Estas considerações concorrem, globalmente, para a aceitação da tese da convergência entre a programação dos operadores públicos e privados de televisão, e para o reconhecimento de que a opção comercial do operador público tem como objectivos: “a preparação para o embate das futuras estações privadas de televisão e o aumento substancial de receitas realizadas através da publicidade (...) intensificar a componente recreativo-espectacular de forma a elevar os índices de audiência e criar uma maior apetência popular pelas emissões da R.T.P., num período em que se avizinha a concorrência das televisões privadas e das televisões por via satélite”[13]. Segundo Nelson Traquina, estas considerações, traduzem preocupações ao nível do papel atribuído à televisão pública, uma vez que, os dados que analisa (com base na programação da semana de 5 a 12 de Abril de 1993 em todos os canais de televisão portugueses e segundo as variáveis: tempo de emissão, géneros televisivos e país de origem dos programas), sugerem o incumprimento dos critérios essenciais da concepção de televisão de serviço público, ligado à vocação cultural, no sentido de ser “um empreendimento cultural. As empresas televisivas eram encaradas como uma parte do sector da sociedade que era responsável por gerir e disseminar a sua riqueza linguística, espiritual, estética, e ética”[14] e ainda de fazer partilhar “não só a diversão e a distracção, mas também as representações dos padrões de comportamento, o enquadramento das problemáticas, os conflitos e dilemas morais que são característicos da sociedade”[15].

 

Na análise que elabora[16] no sentido de estudar esta possível similitude, Nelson Traquina identifica, entre outras, as seguintes tendências: a primeira, diz respeito ao tempo total de emissão, onde os canais públicos se sobrepõem determinantemente aos operadores privados, denotando-se que a análise diacrónica demonstra que o aumento do tempo de emissão no operador público continuou a crescer nos anos que precederam a liberalização da televisão, numa clara resposta à iminente concorrência e como meio de fidelizar as audiências; a segunda, conclui que a programação televisiva portuguesa, tem conhecido uma ampla convergência entre operadores públicos e privados, com o reforço da função de entretenimento televisivo, e, nomeadamente, que a televisão pública cumpre melhor a função de entretenimento do que a privada, tendo uma programação mais comercial e sendo ultrapassada pelos seus concorrentes em relação à função informação, considerada um dos géneros mais importantes do conceito de serviço público; a terceira, relaciona-se com o facto de se encontrar uma maior ponderação de produção estrangeira nos operadores privados e mais produção nacional na televisão pública, embora privilegiando quase apenas os géneros mais fáceis e que exigem um menor esforço financeiro[17], como os concursos e os talk-shows; a quarta refere-se ao peso do género telenovela na programação televisiva portuguesa, nomeadamente, as brasileiras, que confirmam a influência das afinidades linguísticas na circulação internacional de produtos televisivos.

 

José Rebelo, tende a concordar que, pelo menos no plano dos conteúdos dos outputs televisivos portugueses, se observa uma clara aproximação entre o canal 1 da televisão pública e uma televisão privada como a SIC, manifestada pela “mesma busca do sensacionalismo fácil. A mesma tentação de resvalar para programas de gosto duvidoso inspirados num rudimentar voyeurisme que em França merecem epítetos de télé-poubelle ou télé-délation.(...) A mesma «sponsorização» excessiva e, por vezes, pouco transparente”[18].

> **PROBLEMA ESCRITO 1**
Traduza para inglês esta frase do texto sobre a programação televisiva: "As empresas televisivas eram encaradas como uma parte do sector da sociedade que era responsável por gerir e disseminar a sua riqueza linguística, espiritual, estética, e ética".
> **PROBLEMA ESCRITO 2**
Nas linhas abaixo, troque "x-tick-label" por "x-axis-label" desde a linha que contém "x-tick-label: 0.50 xyxy=(863,1319,948,1363)" até à linha que contém "x-tick-label: 0.58 xyxy=(1672,1319,1757,1363)", inclusive. Reescreva apenas essas linhas, sem mais nenhuma alteração.

(Dados de origem)

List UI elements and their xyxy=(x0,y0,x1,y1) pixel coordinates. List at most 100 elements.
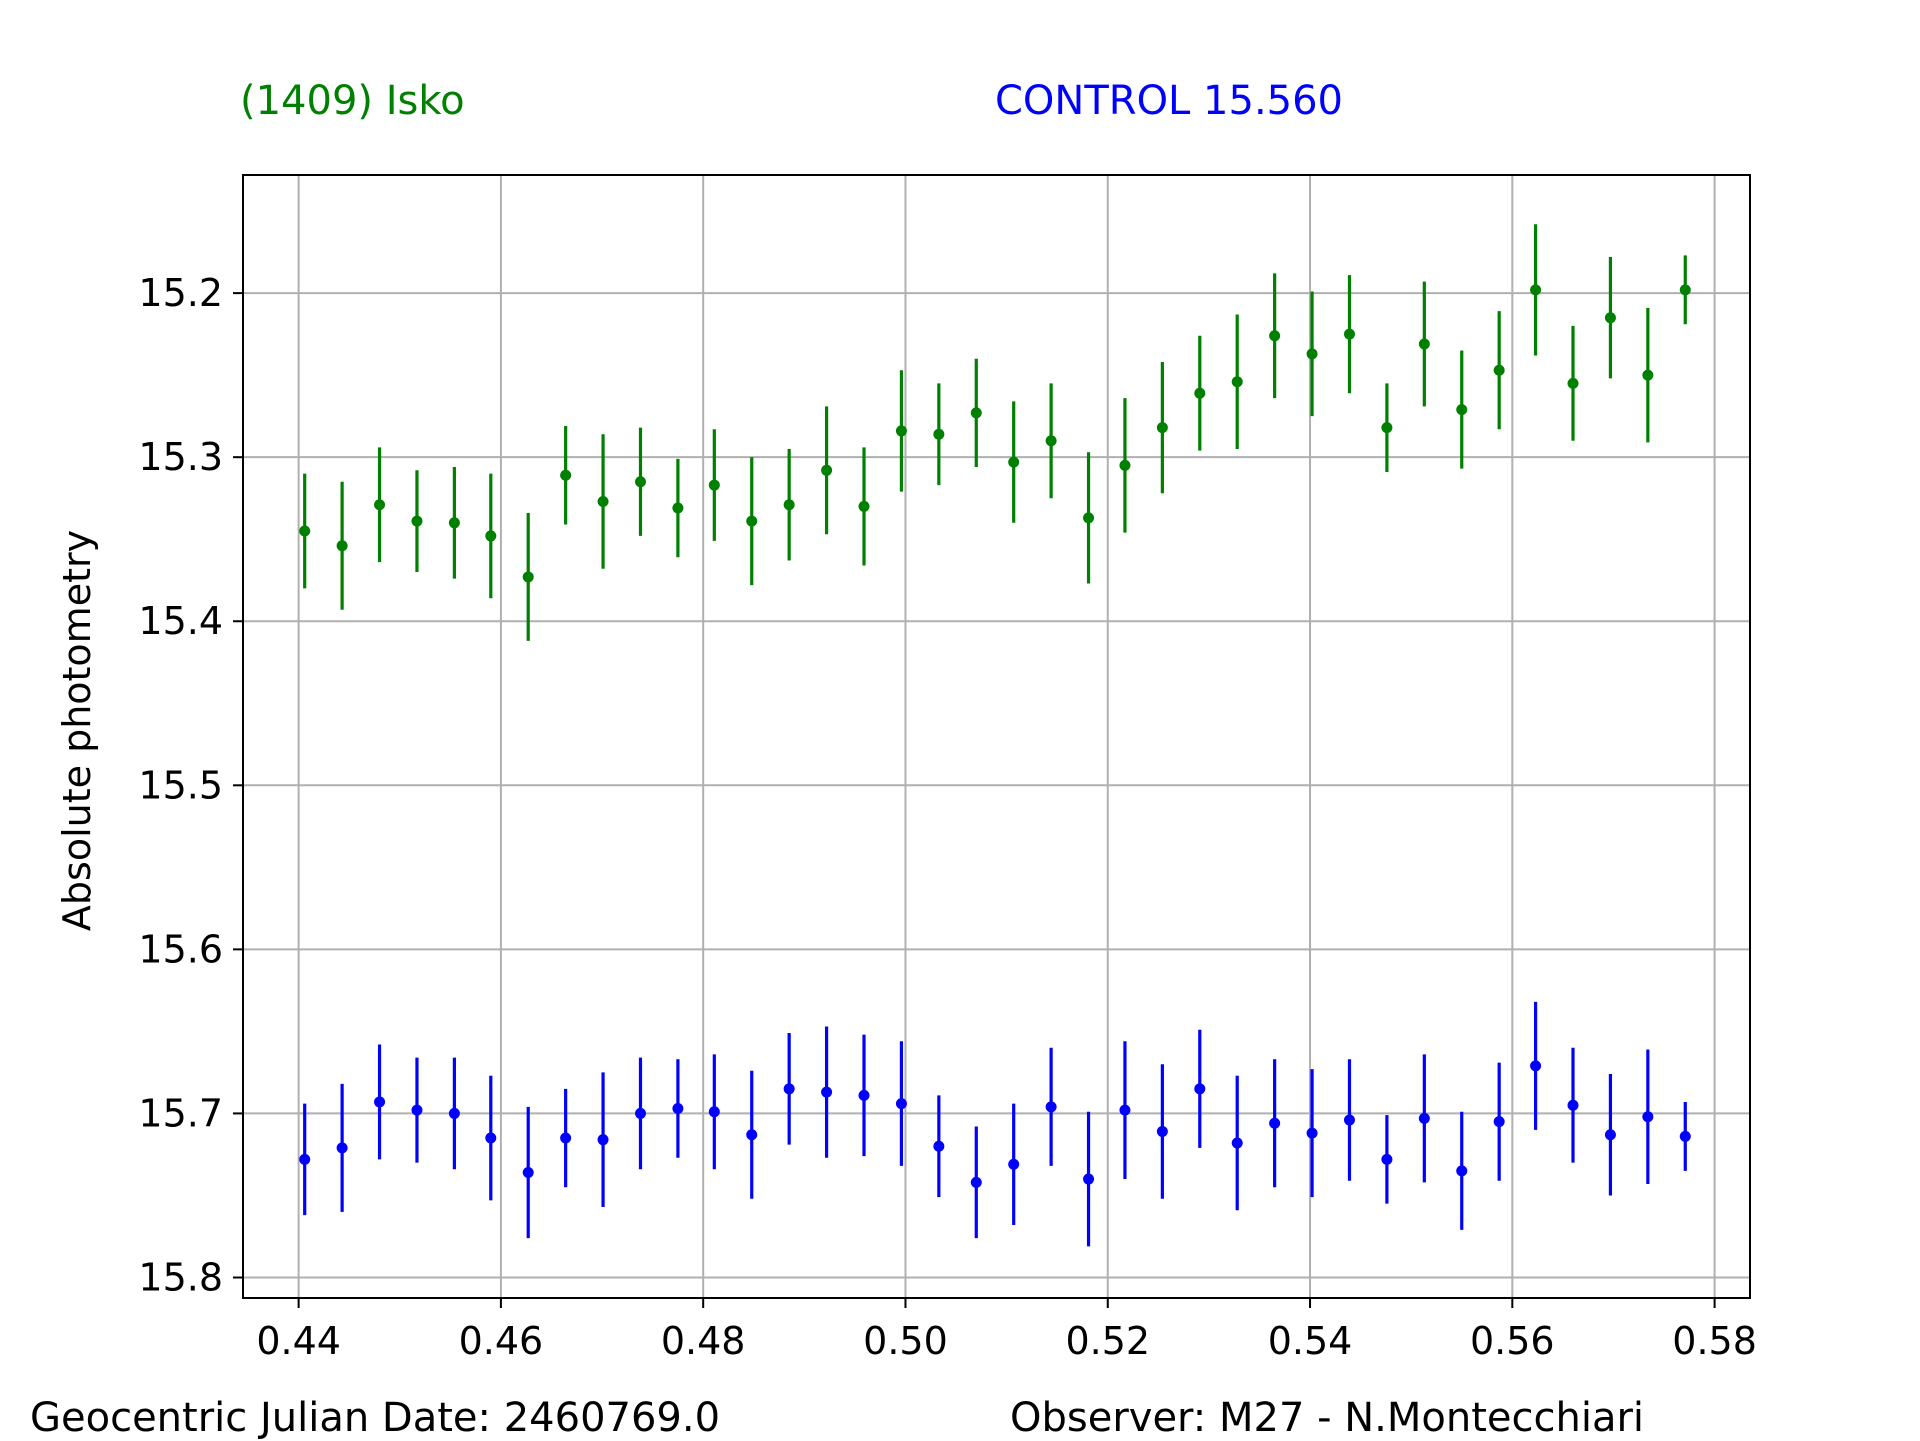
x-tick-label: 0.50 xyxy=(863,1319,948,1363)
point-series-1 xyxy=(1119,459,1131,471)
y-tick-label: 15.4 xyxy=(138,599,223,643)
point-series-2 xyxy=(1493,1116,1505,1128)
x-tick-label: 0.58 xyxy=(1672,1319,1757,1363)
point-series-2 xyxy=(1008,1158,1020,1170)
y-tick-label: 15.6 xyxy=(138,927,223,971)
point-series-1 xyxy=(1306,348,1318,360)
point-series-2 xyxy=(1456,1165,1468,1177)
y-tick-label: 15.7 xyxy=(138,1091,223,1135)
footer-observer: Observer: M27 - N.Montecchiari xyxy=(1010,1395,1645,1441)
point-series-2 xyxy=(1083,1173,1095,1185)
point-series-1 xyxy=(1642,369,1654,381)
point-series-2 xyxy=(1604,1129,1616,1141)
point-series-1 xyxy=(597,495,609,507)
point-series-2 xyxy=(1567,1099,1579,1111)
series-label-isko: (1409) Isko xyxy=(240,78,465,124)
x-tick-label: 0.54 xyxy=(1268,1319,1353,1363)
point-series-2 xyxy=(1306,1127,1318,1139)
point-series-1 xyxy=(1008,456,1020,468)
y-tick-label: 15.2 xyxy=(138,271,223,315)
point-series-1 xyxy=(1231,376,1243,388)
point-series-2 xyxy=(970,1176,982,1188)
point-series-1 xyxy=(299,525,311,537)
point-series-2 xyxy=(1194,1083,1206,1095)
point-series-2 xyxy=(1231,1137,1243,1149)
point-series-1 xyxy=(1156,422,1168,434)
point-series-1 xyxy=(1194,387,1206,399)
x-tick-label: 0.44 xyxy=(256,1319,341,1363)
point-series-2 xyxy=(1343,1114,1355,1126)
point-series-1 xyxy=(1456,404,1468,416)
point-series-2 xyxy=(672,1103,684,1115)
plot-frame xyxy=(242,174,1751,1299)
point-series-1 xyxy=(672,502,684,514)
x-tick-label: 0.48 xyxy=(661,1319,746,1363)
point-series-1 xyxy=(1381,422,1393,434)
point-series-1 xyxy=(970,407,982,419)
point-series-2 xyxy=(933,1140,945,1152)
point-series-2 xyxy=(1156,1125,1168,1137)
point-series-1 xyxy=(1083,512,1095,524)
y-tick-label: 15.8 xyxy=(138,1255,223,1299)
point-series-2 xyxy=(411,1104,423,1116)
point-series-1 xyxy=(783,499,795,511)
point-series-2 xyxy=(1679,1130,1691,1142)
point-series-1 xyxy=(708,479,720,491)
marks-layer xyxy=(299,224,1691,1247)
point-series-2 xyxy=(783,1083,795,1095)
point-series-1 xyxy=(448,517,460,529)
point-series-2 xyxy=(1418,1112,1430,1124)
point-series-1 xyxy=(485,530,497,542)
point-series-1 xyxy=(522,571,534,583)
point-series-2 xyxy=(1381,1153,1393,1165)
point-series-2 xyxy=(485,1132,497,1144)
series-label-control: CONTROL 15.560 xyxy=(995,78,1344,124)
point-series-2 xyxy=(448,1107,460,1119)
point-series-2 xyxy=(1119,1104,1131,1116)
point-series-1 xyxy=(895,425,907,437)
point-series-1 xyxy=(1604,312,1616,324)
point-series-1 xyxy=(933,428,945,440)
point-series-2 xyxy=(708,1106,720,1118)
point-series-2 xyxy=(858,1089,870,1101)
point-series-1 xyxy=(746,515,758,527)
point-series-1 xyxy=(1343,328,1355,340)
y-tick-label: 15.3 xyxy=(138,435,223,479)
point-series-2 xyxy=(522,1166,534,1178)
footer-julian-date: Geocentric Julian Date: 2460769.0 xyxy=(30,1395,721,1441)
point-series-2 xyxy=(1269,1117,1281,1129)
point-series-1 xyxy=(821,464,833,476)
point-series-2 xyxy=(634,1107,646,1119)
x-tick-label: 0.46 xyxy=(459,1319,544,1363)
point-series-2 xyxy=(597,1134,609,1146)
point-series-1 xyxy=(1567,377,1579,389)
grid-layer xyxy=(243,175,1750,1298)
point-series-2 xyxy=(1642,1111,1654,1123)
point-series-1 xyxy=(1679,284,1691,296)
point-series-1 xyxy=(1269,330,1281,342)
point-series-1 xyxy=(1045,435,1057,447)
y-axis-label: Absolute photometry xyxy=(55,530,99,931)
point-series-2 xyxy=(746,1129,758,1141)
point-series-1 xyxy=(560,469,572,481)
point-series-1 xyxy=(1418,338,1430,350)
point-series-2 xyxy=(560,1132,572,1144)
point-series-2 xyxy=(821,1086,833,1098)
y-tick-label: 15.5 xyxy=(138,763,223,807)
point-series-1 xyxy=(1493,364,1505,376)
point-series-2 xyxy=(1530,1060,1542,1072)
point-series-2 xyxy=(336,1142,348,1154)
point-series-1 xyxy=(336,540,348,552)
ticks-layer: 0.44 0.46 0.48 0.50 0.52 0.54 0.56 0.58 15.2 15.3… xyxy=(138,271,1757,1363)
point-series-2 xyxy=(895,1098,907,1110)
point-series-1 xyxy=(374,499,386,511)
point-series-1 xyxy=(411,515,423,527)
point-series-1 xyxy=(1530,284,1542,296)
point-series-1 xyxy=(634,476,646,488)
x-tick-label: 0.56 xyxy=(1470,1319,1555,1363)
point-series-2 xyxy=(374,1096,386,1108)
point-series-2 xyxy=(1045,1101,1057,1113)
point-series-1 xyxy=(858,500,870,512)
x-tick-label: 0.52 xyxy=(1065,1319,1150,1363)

> **RESOLUÇÃO 1**
Television companies were regarded as a part of the sector of society that was responsible for managing and disseminating its linguistic, spiritual, aesthetic, and ethical wealth.

> **RESOLUÇÃO 2**
x-axis-label: 0.50 xyxy=(863,1319,948,1363)
point-series-1 xyxy=(1119,459,1131,471)
y-tick-label: 15.4 xyxy=(138,599,223,643)
point-series-2 xyxy=(1493,1116,1505,1128)
x-axis-label: 0.58 xyxy=(1672,1319,1757,1363)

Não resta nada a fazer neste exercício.